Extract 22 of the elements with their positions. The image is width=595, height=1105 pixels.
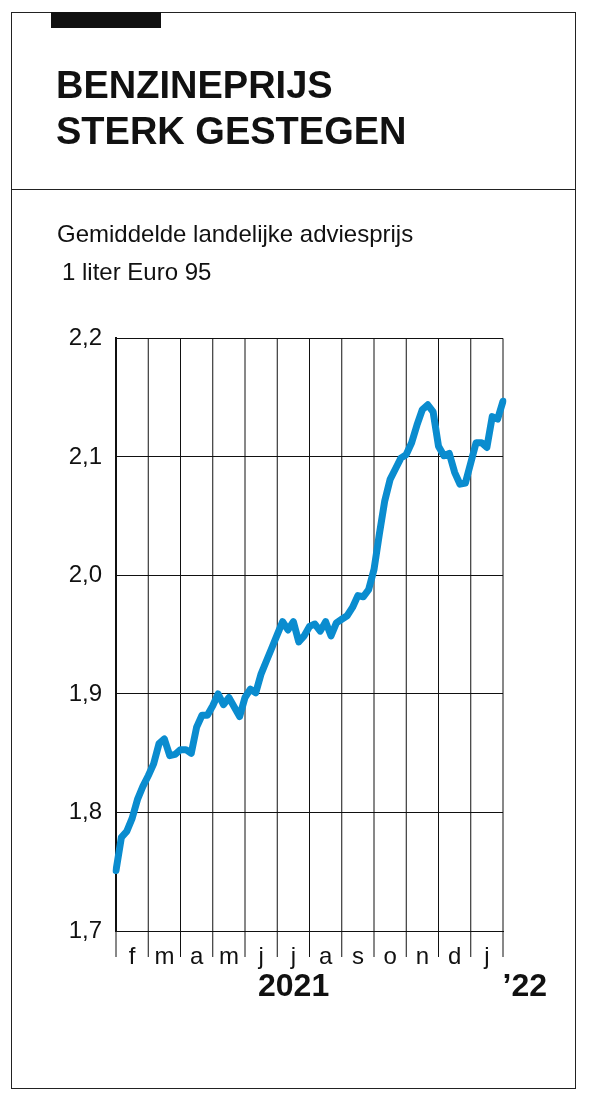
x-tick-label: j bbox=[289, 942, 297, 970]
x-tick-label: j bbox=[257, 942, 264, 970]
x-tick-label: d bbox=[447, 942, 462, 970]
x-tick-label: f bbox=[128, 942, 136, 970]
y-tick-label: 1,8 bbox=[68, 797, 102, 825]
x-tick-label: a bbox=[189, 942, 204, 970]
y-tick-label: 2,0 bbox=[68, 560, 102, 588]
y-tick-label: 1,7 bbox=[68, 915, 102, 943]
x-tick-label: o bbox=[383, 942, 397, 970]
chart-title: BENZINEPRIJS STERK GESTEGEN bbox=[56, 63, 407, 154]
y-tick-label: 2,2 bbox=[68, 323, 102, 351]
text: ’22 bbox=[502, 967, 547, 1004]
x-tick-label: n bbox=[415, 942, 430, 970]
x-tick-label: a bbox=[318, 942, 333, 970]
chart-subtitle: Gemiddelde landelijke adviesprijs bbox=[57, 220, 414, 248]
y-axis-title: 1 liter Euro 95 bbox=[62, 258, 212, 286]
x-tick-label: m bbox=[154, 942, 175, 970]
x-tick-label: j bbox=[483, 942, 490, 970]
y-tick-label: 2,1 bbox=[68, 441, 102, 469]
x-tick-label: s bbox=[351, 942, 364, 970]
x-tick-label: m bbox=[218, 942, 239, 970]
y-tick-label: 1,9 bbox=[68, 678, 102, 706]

SHORT PROBLEM :: Write out the listing above word for word, but leave out the picture.

REPLY TO THE TASK ::
Extract 22 of the elements with their positions. The image is width=595, height=1105 pixels.
x-tick-label: j bbox=[289, 942, 297, 970]
x-tick-label: j bbox=[257, 942, 264, 970]
x-tick-label: d bbox=[447, 942, 462, 970]
x-tick-label: f bbox=[128, 942, 136, 970]
y-tick-label: 1,8 bbox=[68, 797, 102, 825]
x-tick-label: a bbox=[189, 942, 204, 970]
y-tick-label: 2,0 bbox=[68, 560, 102, 588]
y-tick-label: 1,7 bbox=[68, 915, 102, 943]
x-tick-label: o bbox=[383, 942, 397, 970]
chart-title: BENZINEPRIJS STERK GESTEGEN bbox=[56, 63, 407, 154]
y-tick-label: 2,2 bbox=[68, 323, 102, 351]
text: ’22 bbox=[502, 967, 547, 1004]
x-tick-label: n bbox=[415, 942, 430, 970]
x-tick-label: a bbox=[318, 942, 333, 970]
chart-subtitle: Gemiddelde landelijke adviesprijs bbox=[57, 220, 414, 248]
y-axis-title: 1 liter Euro 95 bbox=[62, 258, 212, 286]
x-tick-label: m bbox=[154, 942, 175, 970]
x-tick-label: j bbox=[483, 942, 490, 970]
y-tick-label: 2,1 bbox=[68, 441, 102, 469]
x-tick-label: s bbox=[351, 942, 364, 970]
x-tick-label: m bbox=[218, 942, 239, 970]
y-tick-label: 1,9 bbox=[68, 678, 102, 706]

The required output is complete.